▶ What you have to do
All of the entries must be reproduced exactly, with no images carried over.

╭─ Provided entries

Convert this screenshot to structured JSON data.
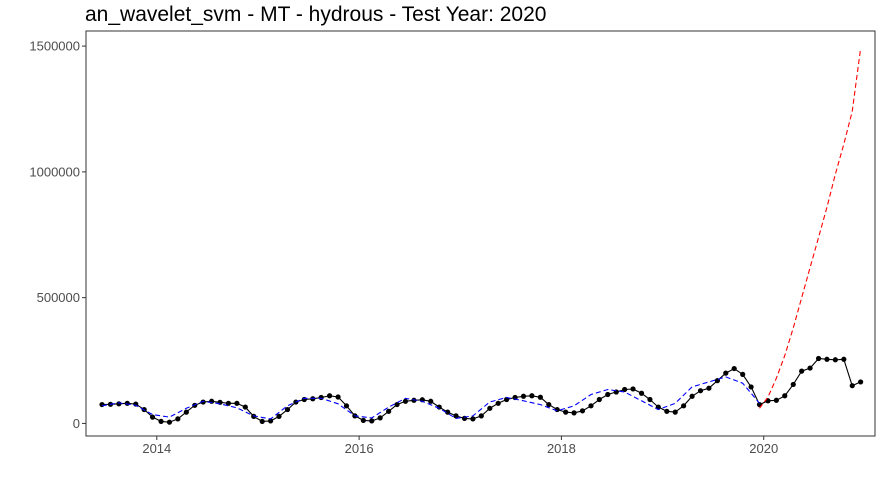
{
  "chart_data": {
    "type": "line",
    "title": "an_wavelet_svm - MT - hydrous - Test Year: 2020",
    "xlabel": "",
    "ylabel": "",
    "xlim": [
      2013.3,
      2021.1
    ],
    "ylim": [
      -50000,
      1560000
    ],
    "x_ticks": [
      2014,
      2016,
      2018,
      2020
    ],
    "x_tick_labels": [
      "2014",
      "2016",
      "2018",
      "2020"
    ],
    "y_ticks": [
      0,
      500000,
      1000000,
      1500000
    ],
    "y_tick_labels": [
      "0",
      "500000",
      "1000000",
      "1500000"
    ],
    "grid": false,
    "legend": "none",
    "series": [
      {
        "role": "actual",
        "color": "#000000",
        "style": "solid-with-points",
        "x": [
          2013.458,
          2013.542,
          2013.625,
          2013.708,
          2013.792,
          2013.875,
          2013.958,
          2014.042,
          2014.125,
          2014.208,
          2014.292,
          2014.375,
          2014.458,
          2014.542,
          2014.625,
          2014.708,
          2014.792,
          2014.875,
          2014.958,
          2015.042,
          2015.125,
          2015.208,
          2015.292,
          2015.375,
          2015.458,
          2015.542,
          2015.625,
          2015.708,
          2015.792,
          2015.875,
          2015.958,
          2016.042,
          2016.125,
          2016.208,
          2016.292,
          2016.375,
          2016.458,
          2016.542,
          2016.625,
          2016.708,
          2016.792,
          2016.875,
          2016.958,
          2017.042,
          2017.125,
          2017.208,
          2017.292,
          2017.375,
          2017.458,
          2017.542,
          2017.625,
          2017.708,
          2017.792,
          2017.875,
          2017.958,
          2018.042,
          2018.125,
          2018.208,
          2018.292,
          2018.375,
          2018.458,
          2018.542,
          2018.625,
          2018.708,
          2018.792,
          2018.875,
          2018.958,
          2019.042,
          2019.125,
          2019.208,
          2019.292,
          2019.375,
          2019.458,
          2019.542,
          2019.625,
          2019.708,
          2019.792,
          2019.875,
          2019.958,
          2020.042,
          2020.125,
          2020.208,
          2020.292,
          2020.375,
          2020.458,
          2020.542,
          2020.625,
          2020.708,
          2020.792,
          2020.875,
          2020.958
        ],
        "y": [
          75000,
          76000,
          78000,
          80000,
          77000,
          55000,
          25000,
          8000,
          5000,
          18000,
          45000,
          72000,
          85000,
          88000,
          84000,
          80000,
          80000,
          65000,
          28000,
          8000,
          10000,
          28000,
          55000,
          85000,
          95000,
          98000,
          103000,
          110000,
          105000,
          70000,
          30000,
          12000,
          10000,
          22000,
          48000,
          75000,
          88000,
          92000,
          94000,
          88000,
          65000,
          45000,
          30000,
          20000,
          18000,
          30000,
          60000,
          80000,
          95000,
          103000,
          108000,
          110000,
          104000,
          75000,
          55000,
          45000,
          42000,
          50000,
          70000,
          95000,
          115000,
          125000,
          135000,
          137000,
          120000,
          95000,
          65000,
          48000,
          45000,
          70000,
          108000,
          130000,
          140000,
          170000,
          200000,
          218000,
          195000,
          145000,
          75000,
          90000,
          92000,
          110000,
          155000,
          208000,
          220000,
          258000,
          255000,
          253000,
          255000,
          150000,
          165000
        ]
      },
      {
        "role": "fitted",
        "color": "#0000ff",
        "style": "dashed",
        "x": [
          2013.458,
          2013.625,
          2013.792,
          2013.958,
          2014.125,
          2014.292,
          2014.458,
          2014.625,
          2014.792,
          2014.958,
          2015.125,
          2015.292,
          2015.458,
          2015.625,
          2015.792,
          2015.958,
          2016.125,
          2016.292,
          2016.458,
          2016.625,
          2016.792,
          2016.958,
          2017.125,
          2017.292,
          2017.458,
          2017.625,
          2017.792,
          2017.958,
          2018.125,
          2018.292,
          2018.458,
          2018.625,
          2018.792,
          2018.958,
          2019.125,
          2019.292,
          2019.458,
          2019.625,
          2019.792,
          2019.958
        ],
        "y": [
          70000,
          82000,
          72000,
          35000,
          25000,
          60000,
          88000,
          78000,
          62000,
          30000,
          18000,
          70000,
          100000,
          100000,
          78000,
          30000,
          22000,
          65000,
          100000,
          88000,
          60000,
          20000,
          30000,
          85000,
          103000,
          90000,
          75000,
          50000,
          70000,
          115000,
          135000,
          125000,
          90000,
          55000,
          80000,
          145000,
          165000,
          185000,
          160000,
          80000
        ]
      },
      {
        "role": "forecast",
        "color": "#ff0000",
        "style": "dashed",
        "x": [
          2019.958,
          2020.042,
          2020.125,
          2020.208,
          2020.292,
          2020.375,
          2020.458,
          2020.542,
          2020.625,
          2020.708,
          2020.792,
          2020.875,
          2020.958
        ],
        "y": [
          60000,
          105000,
          180000,
          270000,
          380000,
          500000,
          620000,
          740000,
          860000,
          990000,
          1110000,
          1240000,
          1490000
        ]
      }
    ]
  }
}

╰─

▶ Task answer
Convert this screenshot to structured JSON data.
{
  "chart_data": {
    "type": "line",
    "title": "an_wavelet_svm - MT - hydrous - Test Year: 2020",
    "xlabel": "",
    "ylabel": "",
    "xlim": [
      2013.3,
      2021.1
    ],
    "ylim": [
      -50000,
      1560000
    ],
    "x_ticks": [
      2014,
      2016,
      2018,
      2020
    ],
    "x_tick_labels": [
      "2014",
      "2016",
      "2018",
      "2020"
    ],
    "y_ticks": [
      0,
      500000,
      1000000,
      1500000
    ],
    "y_tick_labels": [
      "0",
      "500000",
      "1000000",
      "1500000"
    ],
    "grid": false,
    "legend": "none",
    "series": [
      {
        "role": "actual",
        "color": "#000000",
        "style": "solid-with-points",
        "x": [
          2013.458,
          2013.542,
          2013.625,
          2013.708,
          2013.792,
          2013.875,
          2013.958,
          2014.042,
          2014.125,
          2014.208,
          2014.292,
          2014.375,
          2014.458,
          2014.542,
          2014.625,
          2014.708,
          2014.792,
          2014.875,
          2014.958,
          2015.042,
          2015.125,
          2015.208,
          2015.292,
          2015.375,
          2015.458,
          2015.542,
          2015.625,
          2015.708,
          2015.792,
          2015.875,
          2015.958,
          2016.042,
          2016.125,
          2016.208,
          2016.292,
          2016.375,
          2016.458,
          2016.542,
          2016.625,
          2016.708,
          2016.792,
          2016.875,
          2016.958,
          2017.042,
          2017.125,
          2017.208,
          2017.292,
          2017.375,
          2017.458,
          2017.542,
          2017.625,
          2017.708,
          2017.792,
          2017.875,
          2017.958,
          2018.042,
          2018.125,
          2018.208,
          2018.292,
          2018.375,
          2018.458,
          2018.542,
          2018.625,
          2018.708,
          2018.792,
          2018.875,
          2018.958,
          2019.042,
          2019.125,
          2019.208,
          2019.292,
          2019.375,
          2019.458,
          2019.542,
          2019.625,
          2019.708,
          2019.792,
          2019.875,
          2019.958,
          2020.042,
          2020.125,
          2020.208,
          2020.292,
          2020.375,
          2020.458,
          2020.542,
          2020.625,
          2020.708,
          2020.792,
          2020.875,
          2020.958
        ],
        "y": [
          75000,
          76000,
          78000,
          80000,
          77000,
          55000,
          25000,
          8000,
          5000,
          18000,
          45000,
          72000,
          85000,
          88000,
          84000,
          80000,
          80000,
          65000,
          28000,
          8000,
          10000,
          28000,
          55000,
          85000,
          95000,
          98000,
          103000,
          110000,
          105000,
          70000,
          30000,
          12000,
          10000,
          22000,
          48000,
          75000,
          88000,
          92000,
          94000,
          88000,
          65000,
          45000,
          30000,
          20000,
          18000,
          30000,
          60000,
          80000,
          95000,
          103000,
          108000,
          110000,
          104000,
          75000,
          55000,
          45000,
          42000,
          50000,
          70000,
          95000,
          115000,
          125000,
          135000,
          137000,
          120000,
          95000,
          65000,
          48000,
          45000,
          70000,
          108000,
          130000,
          140000,
          170000,
          200000,
          218000,
          195000,
          145000,
          75000,
          90000,
          92000,
          110000,
          155000,
          208000,
          220000,
          258000,
          255000,
          253000,
          255000,
          150000,
          165000
        ]
      },
      {
        "role": "fitted",
        "color": "#0000ff",
        "style": "dashed",
        "x": [
          2013.458,
          2013.625,
          2013.792,
          2013.958,
          2014.125,
          2014.292,
          2014.458,
          2014.625,
          2014.792,
          2014.958,
          2015.125,
          2015.292,
          2015.458,
          2015.625,
          2015.792,
          2015.958,
          2016.125,
          2016.292,
          2016.458,
          2016.625,
          2016.792,
          2016.958,
          2017.125,
          2017.292,
          2017.458,
          2017.625,
          2017.792,
          2017.958,
          2018.125,
          2018.292,
          2018.458,
          2018.625,
          2018.792,
          2018.958,
          2019.125,
          2019.292,
          2019.458,
          2019.625,
          2019.792,
          2019.958
        ],
        "y": [
          70000,
          82000,
          72000,
          35000,
          25000,
          60000,
          88000,
          78000,
          62000,
          30000,
          18000,
          70000,
          100000,
          100000,
          78000,
          30000,
          22000,
          65000,
          100000,
          88000,
          60000,
          20000,
          30000,
          85000,
          103000,
          90000,
          75000,
          50000,
          70000,
          115000,
          135000,
          125000,
          90000,
          55000,
          80000,
          145000,
          165000,
          185000,
          160000,
          80000
        ]
      },
      {
        "role": "forecast",
        "color": "#ff0000",
        "style": "dashed",
        "x": [
          2019.958,
          2020.042,
          2020.125,
          2020.208,
          2020.292,
          2020.375,
          2020.458,
          2020.542,
          2020.625,
          2020.708,
          2020.792,
          2020.875,
          2020.958
        ],
        "y": [
          60000,
          105000,
          180000,
          270000,
          380000,
          500000,
          620000,
          740000,
          860000,
          990000,
          1110000,
          1240000,
          1490000
        ]
      }
    ]
  }
}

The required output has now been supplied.